EXERCISE AIM ▸ Leave out any pictures and transcribe all other data below exactly.

Records that describe figures
- - -

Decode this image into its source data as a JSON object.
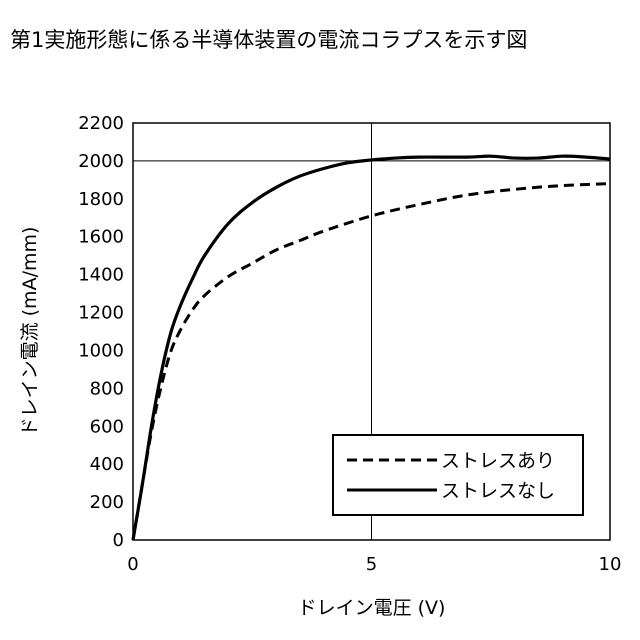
{
  "title": "第1実施形態に係る半導体装置の電流コラプスを示す図",
  "chart_data": {
    "type": "line",
    "xlabel": "ドレイン電圧 (V)",
    "ylabel": "ドレイン電流 (mA/mm)",
    "xlim": [
      0,
      10
    ],
    "ylim": [
      0,
      2200
    ],
    "x_ticks": [
      0,
      5,
      10
    ],
    "y_ticks": [
      0,
      200,
      400,
      600,
      800,
      1000,
      1200,
      1400,
      1600,
      1800,
      2000,
      2200
    ],
    "x_gridlines": [
      5
    ],
    "y_gridlines": [
      2000
    ],
    "legend_position": "bottom-right",
    "series": [
      {
        "name": "ストレスあり",
        "style": "dashed",
        "x": [
          0,
          0.2,
          0.4,
          0.6,
          0.8,
          1.0,
          1.25,
          1.5,
          2.0,
          2.5,
          3.0,
          3.5,
          4.0,
          5.0,
          6.0,
          7.0,
          8.0,
          9.0,
          10.0
        ],
        "y": [
          0,
          300,
          590,
          820,
          1000,
          1110,
          1215,
          1290,
          1390,
          1460,
          1530,
          1580,
          1630,
          1710,
          1770,
          1820,
          1850,
          1870,
          1880
        ]
      },
      {
        "name": "ストレスなし",
        "style": "solid",
        "x": [
          0,
          0.2,
          0.4,
          0.6,
          0.8,
          1.0,
          1.25,
          1.5,
          2.0,
          2.5,
          3.0,
          3.5,
          4.0,
          4.5,
          5.0,
          5.5,
          6.0,
          7.0,
          7.5,
          8.0,
          8.5,
          9.0,
          9.5,
          10.0
        ],
        "y": [
          0,
          300,
          620,
          890,
          1100,
          1240,
          1380,
          1500,
          1670,
          1780,
          1860,
          1920,
          1960,
          1990,
          2005,
          2015,
          2020,
          2020,
          2025,
          2015,
          2015,
          2025,
          2020,
          2010
        ]
      }
    ]
  }
}
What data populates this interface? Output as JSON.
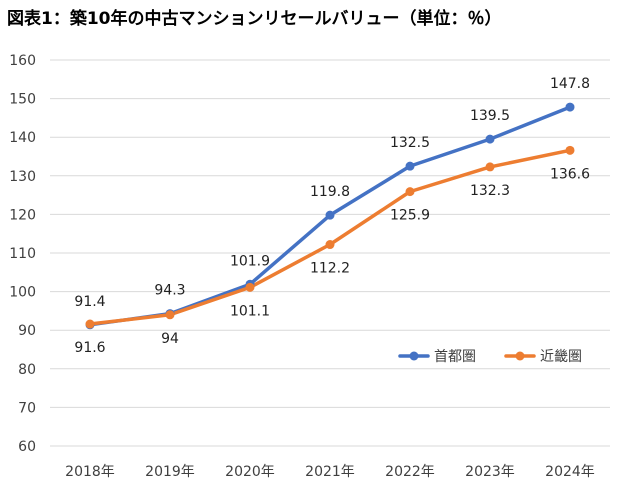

- - -

COMPLETE ANSWER ▸
Decode this image into its source data as a JSON object.
{
  "title": "第1実施形態に係る半導体装置の電流コラプスを示す図",
  "chart_data": {
    "type": "line",
    "xlabel": "ドレイン電圧 (V)",
    "ylabel": "ドレイン電流 (mA/mm)",
    "xlim": [
      0,
      10
    ],
    "ylim": [
      0,
      2200
    ],
    "x_ticks": [
      0,
      5,
      10
    ],
    "y_ticks": [
      0,
      200,
      400,
      600,
      800,
      1000,
      1200,
      1400,
      1600,
      1800,
      2000,
      2200
    ],
    "x_gridlines": [
      5
    ],
    "y_gridlines": [
      2000
    ],
    "legend_position": "bottom-right",
    "series": [
      {
        "name": "ストレスあり",
        "style": "dashed",
        "x": [
          0,
          0.2,
          0.4,
          0.6,
          0.8,
          1.0,
          1.25,
          1.5,
          2.0,
          2.5,
          3.0,
          3.5,
          4.0,
          5.0,
          6.0,
          7.0,
          8.0,
          9.0,
          10.0
        ],
        "y": [
          0,
          300,
          590,
          820,
          1000,
          1110,
          1215,
          1290,
          1390,
          1460,
          1530,
          1580,
          1630,
          1710,
          1770,
          1820,
          1850,
          1870,
          1880
        ]
      },
      {
        "name": "ストレスなし",
        "style": "solid",
        "x": [
          0,
          0.2,
          0.4,
          0.6,
          0.8,
          1.0,
          1.25,
          1.5,
          2.0,
          2.5,
          3.0,
          3.5,
          4.0,
          4.5,
          5.0,
          5.5,
          6.0,
          7.0,
          7.5,
          8.0,
          8.5,
          9.0,
          9.5,
          10.0
        ],
        "y": [
          0,
          300,
          620,
          890,
          1100,
          1240,
          1380,
          1500,
          1670,
          1780,
          1860,
          1920,
          1960,
          1990,
          2005,
          2015,
          2020,
          2020,
          2025,
          2015,
          2015,
          2025,
          2020,
          2010
        ]
      }
    ]
  }
}
What data populates this interface? Output as JSON.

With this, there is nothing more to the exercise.